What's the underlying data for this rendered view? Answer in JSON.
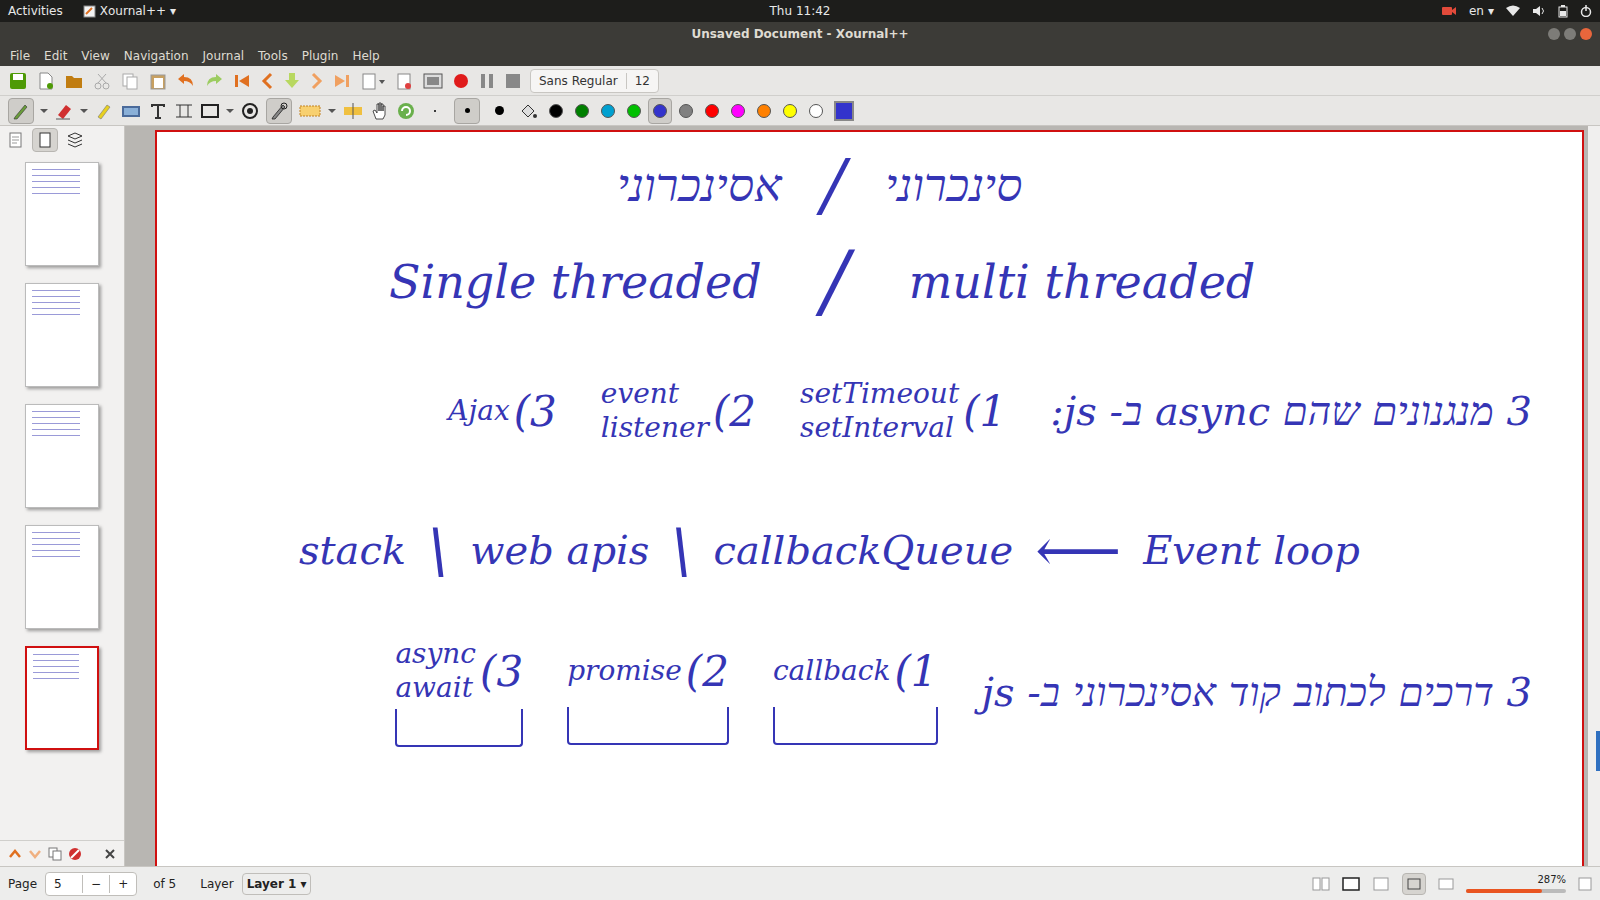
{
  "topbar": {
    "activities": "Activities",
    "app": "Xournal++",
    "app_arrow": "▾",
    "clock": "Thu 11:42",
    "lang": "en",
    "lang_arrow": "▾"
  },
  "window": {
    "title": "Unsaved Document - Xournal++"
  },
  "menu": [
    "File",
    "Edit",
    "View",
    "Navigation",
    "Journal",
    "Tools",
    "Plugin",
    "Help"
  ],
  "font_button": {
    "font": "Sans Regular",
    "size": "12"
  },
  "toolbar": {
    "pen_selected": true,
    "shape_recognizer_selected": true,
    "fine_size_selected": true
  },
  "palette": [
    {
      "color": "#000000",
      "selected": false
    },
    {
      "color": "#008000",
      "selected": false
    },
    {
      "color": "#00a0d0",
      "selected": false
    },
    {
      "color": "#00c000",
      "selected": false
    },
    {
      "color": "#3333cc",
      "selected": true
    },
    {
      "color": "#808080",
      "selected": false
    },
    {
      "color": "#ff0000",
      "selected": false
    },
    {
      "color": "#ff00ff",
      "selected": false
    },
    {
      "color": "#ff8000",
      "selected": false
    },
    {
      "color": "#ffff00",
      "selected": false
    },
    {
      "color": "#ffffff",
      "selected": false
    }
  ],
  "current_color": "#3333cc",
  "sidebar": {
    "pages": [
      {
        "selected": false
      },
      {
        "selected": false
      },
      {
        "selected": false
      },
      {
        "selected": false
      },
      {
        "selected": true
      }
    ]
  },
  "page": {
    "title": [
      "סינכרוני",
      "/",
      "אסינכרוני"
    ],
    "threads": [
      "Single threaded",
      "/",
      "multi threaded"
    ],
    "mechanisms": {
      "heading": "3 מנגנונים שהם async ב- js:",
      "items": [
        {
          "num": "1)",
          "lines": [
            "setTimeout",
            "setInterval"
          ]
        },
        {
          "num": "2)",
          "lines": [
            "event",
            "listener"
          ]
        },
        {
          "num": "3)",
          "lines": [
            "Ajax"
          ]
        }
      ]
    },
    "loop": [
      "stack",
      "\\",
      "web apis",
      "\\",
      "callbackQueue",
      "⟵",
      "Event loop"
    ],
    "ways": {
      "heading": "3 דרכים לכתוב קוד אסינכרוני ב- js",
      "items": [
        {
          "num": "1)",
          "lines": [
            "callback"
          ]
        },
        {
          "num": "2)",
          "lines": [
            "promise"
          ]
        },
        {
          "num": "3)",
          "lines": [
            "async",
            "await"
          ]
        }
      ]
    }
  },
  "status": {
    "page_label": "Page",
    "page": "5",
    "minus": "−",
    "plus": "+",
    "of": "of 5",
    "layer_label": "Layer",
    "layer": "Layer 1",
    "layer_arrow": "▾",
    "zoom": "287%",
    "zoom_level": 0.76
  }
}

* [WRITTEN INSTRUCTION]: Isolate the lines that hold the word "true" and copy all of them.

* [COMPLETE RESPONSE]:
    "pen_selected": true,
    "shape_recognizer_selected": true,
    "fine_size_selected": true
      "selected": true
        "selected": true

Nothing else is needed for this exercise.